Stated problem. Gather all lines containing the string "characters" and copy them out.

========

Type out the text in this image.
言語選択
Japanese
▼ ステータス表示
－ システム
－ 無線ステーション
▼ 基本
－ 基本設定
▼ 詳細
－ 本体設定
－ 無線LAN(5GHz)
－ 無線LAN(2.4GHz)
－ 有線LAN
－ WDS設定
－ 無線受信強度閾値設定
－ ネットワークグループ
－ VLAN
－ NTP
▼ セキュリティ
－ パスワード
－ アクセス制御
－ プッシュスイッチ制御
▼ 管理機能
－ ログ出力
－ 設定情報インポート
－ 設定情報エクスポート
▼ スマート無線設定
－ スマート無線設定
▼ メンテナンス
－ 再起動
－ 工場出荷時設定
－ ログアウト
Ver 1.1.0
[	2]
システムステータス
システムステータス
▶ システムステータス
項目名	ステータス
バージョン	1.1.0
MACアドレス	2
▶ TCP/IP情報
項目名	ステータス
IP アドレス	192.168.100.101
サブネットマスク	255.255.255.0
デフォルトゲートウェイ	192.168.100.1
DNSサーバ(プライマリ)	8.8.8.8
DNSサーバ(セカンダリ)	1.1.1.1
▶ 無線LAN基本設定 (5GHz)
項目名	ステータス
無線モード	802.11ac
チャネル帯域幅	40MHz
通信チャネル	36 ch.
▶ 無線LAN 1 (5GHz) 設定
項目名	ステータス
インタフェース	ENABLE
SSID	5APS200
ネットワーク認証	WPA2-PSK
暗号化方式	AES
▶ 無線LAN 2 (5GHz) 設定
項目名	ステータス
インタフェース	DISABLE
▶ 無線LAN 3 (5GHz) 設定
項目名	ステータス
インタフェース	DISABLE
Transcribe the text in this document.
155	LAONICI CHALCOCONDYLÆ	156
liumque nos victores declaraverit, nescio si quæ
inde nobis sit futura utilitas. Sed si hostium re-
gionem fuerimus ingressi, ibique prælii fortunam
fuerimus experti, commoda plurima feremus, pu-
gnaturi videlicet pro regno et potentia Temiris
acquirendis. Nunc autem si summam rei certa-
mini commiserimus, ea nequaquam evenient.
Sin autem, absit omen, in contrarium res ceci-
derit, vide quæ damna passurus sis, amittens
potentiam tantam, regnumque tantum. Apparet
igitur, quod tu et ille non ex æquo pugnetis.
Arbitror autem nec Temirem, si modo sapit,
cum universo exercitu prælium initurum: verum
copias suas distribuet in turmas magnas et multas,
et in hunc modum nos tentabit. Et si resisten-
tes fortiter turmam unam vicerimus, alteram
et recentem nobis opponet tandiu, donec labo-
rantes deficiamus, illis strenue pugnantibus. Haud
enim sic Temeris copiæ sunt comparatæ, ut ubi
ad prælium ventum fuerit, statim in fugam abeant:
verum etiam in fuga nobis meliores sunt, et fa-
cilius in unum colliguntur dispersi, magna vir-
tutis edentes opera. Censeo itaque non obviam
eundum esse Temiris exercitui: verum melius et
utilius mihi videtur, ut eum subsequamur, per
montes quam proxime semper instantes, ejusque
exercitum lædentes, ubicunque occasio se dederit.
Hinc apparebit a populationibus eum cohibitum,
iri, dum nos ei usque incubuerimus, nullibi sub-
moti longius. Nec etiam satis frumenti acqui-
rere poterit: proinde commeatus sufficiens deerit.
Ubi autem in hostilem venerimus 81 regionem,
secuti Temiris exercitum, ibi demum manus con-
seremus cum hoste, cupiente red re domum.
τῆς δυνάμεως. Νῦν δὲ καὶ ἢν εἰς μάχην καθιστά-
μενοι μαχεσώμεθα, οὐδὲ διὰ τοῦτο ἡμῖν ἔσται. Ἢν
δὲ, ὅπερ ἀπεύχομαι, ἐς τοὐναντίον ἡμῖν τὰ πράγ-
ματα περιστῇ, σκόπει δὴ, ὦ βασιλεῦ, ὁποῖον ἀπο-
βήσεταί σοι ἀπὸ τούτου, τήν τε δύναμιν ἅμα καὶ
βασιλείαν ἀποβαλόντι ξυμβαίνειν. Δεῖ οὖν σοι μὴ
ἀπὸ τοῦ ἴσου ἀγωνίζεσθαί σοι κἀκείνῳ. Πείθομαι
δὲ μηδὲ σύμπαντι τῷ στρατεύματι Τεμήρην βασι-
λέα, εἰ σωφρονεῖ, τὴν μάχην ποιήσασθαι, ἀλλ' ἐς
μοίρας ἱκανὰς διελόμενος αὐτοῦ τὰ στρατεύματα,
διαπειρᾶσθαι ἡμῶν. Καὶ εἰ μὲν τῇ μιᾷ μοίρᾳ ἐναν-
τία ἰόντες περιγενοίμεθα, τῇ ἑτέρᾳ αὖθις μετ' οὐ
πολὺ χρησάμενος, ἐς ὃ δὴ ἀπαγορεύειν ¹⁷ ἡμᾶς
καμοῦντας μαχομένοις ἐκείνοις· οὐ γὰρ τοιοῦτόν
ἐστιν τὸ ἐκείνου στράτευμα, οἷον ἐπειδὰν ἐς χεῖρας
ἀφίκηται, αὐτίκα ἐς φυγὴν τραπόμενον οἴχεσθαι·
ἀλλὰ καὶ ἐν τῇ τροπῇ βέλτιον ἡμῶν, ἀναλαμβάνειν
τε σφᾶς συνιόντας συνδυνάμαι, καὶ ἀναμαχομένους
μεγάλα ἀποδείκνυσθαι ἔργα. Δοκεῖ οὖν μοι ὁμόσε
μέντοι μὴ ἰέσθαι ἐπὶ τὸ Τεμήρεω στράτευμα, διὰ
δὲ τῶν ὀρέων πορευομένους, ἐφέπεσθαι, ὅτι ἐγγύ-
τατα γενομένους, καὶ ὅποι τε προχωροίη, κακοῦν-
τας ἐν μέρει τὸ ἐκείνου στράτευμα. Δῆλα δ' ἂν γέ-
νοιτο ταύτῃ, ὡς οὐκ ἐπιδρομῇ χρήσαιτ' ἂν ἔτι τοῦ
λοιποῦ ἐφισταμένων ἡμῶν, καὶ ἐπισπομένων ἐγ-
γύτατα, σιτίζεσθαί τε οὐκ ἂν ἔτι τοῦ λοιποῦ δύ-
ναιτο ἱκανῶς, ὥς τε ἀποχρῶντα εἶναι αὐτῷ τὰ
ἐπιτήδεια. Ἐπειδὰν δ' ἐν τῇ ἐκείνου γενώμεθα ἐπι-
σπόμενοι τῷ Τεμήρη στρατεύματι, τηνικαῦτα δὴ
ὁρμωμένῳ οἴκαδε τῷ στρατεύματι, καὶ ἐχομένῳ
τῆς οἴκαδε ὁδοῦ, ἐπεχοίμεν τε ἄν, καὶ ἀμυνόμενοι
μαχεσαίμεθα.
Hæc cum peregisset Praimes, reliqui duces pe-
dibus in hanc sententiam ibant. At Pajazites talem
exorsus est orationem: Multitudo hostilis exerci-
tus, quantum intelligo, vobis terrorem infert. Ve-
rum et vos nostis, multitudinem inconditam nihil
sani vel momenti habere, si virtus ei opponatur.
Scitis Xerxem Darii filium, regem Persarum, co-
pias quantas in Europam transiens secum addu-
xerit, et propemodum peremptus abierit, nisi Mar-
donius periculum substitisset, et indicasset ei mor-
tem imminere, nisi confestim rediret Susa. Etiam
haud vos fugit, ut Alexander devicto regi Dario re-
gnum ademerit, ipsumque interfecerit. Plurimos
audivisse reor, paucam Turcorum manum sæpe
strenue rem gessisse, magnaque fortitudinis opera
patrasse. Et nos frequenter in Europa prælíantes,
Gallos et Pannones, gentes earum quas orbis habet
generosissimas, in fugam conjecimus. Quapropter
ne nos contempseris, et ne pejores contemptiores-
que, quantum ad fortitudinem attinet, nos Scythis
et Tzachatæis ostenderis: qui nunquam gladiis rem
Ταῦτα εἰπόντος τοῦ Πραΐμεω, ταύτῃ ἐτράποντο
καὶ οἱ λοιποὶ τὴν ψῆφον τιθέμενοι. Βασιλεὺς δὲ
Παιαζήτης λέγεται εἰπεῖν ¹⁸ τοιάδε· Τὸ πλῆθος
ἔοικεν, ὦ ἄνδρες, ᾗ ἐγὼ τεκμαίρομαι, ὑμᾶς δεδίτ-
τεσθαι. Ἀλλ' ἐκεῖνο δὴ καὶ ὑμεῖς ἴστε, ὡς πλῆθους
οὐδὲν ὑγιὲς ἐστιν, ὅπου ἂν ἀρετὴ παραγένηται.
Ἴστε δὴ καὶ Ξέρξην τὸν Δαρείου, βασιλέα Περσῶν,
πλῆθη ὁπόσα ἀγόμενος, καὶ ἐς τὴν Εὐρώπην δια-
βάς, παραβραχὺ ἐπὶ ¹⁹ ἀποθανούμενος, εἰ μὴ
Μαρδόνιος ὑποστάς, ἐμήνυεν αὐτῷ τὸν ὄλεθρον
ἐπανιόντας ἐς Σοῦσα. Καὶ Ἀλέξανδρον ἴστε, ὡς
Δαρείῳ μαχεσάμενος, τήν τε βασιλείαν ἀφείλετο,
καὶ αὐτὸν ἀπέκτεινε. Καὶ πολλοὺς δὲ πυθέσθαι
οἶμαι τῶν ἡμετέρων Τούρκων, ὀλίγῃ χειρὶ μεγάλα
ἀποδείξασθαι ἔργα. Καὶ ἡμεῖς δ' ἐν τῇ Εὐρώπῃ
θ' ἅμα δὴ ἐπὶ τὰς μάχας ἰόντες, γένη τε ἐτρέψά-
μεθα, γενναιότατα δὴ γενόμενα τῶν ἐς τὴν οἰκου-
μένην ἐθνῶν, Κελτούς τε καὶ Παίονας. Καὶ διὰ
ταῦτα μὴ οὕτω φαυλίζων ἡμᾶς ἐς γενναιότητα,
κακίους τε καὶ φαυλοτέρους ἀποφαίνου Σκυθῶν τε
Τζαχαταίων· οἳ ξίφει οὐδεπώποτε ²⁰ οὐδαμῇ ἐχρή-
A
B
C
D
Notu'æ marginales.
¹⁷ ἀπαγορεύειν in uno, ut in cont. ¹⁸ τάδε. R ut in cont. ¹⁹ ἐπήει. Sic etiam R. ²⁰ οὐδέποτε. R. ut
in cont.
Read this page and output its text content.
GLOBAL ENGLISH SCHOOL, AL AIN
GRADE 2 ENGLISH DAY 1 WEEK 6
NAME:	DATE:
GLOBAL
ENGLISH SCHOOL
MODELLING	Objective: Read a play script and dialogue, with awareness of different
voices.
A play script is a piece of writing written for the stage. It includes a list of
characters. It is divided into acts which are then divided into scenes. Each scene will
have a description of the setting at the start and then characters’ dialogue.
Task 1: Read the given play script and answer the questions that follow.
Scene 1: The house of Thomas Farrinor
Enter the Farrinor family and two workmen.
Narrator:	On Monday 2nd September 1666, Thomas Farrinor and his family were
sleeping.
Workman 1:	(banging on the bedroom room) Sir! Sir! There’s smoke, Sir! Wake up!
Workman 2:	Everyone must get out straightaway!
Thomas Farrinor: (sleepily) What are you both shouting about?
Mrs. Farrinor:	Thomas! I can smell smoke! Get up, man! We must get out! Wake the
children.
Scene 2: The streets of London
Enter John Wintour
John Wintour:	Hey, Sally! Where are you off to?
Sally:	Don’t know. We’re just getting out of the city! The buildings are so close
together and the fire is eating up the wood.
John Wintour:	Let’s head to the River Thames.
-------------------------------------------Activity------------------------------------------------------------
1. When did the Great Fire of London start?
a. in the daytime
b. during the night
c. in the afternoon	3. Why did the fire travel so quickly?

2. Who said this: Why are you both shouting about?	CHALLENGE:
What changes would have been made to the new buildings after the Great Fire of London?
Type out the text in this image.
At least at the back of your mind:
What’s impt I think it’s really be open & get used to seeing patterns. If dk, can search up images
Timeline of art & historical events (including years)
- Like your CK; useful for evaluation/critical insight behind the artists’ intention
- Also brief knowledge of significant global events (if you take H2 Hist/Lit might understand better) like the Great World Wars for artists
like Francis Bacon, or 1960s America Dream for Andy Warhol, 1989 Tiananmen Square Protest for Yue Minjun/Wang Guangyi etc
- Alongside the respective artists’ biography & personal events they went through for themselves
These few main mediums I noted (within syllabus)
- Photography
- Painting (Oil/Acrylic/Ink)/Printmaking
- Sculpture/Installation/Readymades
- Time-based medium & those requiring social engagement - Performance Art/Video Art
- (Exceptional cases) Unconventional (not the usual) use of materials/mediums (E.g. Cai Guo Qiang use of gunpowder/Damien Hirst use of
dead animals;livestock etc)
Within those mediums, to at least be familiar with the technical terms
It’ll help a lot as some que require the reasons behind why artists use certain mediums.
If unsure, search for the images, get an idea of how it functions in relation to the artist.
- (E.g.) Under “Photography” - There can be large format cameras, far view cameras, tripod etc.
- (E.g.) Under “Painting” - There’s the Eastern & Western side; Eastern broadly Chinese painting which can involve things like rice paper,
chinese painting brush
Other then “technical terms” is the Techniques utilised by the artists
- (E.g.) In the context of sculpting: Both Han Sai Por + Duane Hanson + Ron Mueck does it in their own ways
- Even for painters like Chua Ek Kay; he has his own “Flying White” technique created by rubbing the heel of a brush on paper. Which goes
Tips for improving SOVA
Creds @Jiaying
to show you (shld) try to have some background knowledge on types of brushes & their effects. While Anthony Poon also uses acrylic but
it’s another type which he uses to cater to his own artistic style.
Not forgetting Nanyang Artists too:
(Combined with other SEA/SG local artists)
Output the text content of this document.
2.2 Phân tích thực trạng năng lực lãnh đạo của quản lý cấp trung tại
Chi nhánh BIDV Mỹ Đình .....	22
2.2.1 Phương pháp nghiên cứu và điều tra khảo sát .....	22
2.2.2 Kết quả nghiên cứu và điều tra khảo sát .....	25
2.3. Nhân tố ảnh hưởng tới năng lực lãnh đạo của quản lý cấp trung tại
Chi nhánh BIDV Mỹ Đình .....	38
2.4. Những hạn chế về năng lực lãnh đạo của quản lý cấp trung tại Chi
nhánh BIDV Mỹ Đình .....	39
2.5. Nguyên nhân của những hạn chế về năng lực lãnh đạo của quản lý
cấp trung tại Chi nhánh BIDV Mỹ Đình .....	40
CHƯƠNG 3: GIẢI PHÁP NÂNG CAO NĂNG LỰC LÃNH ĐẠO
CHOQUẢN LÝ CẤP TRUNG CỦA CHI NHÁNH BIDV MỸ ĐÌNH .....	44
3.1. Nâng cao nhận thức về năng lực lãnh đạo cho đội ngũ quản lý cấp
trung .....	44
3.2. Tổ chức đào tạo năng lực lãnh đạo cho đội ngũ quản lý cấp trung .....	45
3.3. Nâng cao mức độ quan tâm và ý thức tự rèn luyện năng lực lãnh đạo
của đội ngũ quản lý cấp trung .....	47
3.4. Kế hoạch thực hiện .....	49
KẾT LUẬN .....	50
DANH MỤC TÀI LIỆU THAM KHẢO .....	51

========

The output.
characters. It is divided into acts which are then divided into scenes. Each scene will
have a description of the setting at the start and then characters’ dialogue.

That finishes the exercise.